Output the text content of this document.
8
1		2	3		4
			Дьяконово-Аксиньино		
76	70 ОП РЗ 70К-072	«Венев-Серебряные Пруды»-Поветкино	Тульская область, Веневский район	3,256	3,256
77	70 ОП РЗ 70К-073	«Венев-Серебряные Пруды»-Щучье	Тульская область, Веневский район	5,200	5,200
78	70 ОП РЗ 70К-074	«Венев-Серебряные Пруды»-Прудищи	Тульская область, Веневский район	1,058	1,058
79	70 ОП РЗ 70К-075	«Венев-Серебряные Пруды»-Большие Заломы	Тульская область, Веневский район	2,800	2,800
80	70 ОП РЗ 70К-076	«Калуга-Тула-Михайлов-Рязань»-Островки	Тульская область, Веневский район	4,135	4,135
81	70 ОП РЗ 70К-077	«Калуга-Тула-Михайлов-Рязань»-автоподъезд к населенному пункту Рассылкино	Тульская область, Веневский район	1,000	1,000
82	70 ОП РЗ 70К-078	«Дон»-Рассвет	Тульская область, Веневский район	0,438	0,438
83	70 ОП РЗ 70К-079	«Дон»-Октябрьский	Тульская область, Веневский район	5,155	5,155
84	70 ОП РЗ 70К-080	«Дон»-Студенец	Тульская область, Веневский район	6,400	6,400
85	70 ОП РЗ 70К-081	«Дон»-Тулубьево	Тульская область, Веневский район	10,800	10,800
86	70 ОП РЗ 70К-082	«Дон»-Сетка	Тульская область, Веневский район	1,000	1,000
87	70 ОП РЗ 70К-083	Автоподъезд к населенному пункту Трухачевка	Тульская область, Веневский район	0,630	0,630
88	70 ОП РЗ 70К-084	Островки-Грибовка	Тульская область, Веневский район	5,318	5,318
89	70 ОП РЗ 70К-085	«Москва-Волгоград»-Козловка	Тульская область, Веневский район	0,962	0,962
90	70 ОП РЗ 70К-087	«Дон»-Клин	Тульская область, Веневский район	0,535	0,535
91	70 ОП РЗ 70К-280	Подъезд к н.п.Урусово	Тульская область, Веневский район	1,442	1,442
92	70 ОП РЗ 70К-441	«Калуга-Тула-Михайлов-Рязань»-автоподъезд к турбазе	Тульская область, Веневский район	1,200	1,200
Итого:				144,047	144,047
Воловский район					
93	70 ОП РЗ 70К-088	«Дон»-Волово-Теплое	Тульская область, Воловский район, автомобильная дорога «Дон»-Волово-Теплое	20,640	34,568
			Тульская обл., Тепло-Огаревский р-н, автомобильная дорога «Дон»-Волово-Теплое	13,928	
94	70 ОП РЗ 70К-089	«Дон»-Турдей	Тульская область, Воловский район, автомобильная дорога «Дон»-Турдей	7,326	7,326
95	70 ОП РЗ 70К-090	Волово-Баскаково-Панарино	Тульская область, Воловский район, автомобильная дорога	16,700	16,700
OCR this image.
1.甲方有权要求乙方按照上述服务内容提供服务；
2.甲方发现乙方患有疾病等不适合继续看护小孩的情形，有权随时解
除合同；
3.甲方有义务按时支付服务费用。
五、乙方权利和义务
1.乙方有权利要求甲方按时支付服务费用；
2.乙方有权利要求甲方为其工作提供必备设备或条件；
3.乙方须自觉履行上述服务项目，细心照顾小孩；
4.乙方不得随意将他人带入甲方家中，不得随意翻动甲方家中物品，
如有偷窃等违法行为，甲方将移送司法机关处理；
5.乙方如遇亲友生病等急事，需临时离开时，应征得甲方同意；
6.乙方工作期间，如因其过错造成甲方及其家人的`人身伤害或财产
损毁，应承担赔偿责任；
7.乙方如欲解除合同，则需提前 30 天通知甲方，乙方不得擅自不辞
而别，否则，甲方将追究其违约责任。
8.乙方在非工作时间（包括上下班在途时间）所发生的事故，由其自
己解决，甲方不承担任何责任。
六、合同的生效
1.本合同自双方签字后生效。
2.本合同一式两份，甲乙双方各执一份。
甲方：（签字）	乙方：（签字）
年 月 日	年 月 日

------------------------

* Task *
Collect every line with the string "Рязань" from the records, and copy each.

* Solution for this problem *
80	70 ОП РЗ 70К-076	«Калуга-Тула-Михайлов-Рязань»-Островки	Тульская область, Веневский район	4,135	4,135
81	70 ОП РЗ 70К-077	«Калуга-Тула-Михайлов-Рязань»-автоподъезд к населенному пункту Рассылкино	Тульская область, Веневский район	1,000	1,000
92	70 ОП РЗ 70К-441	«Калуга-Тула-Михайлов-Рязань»-автоподъезд к турбазе	Тульская область, Веневский район	1,200	1,200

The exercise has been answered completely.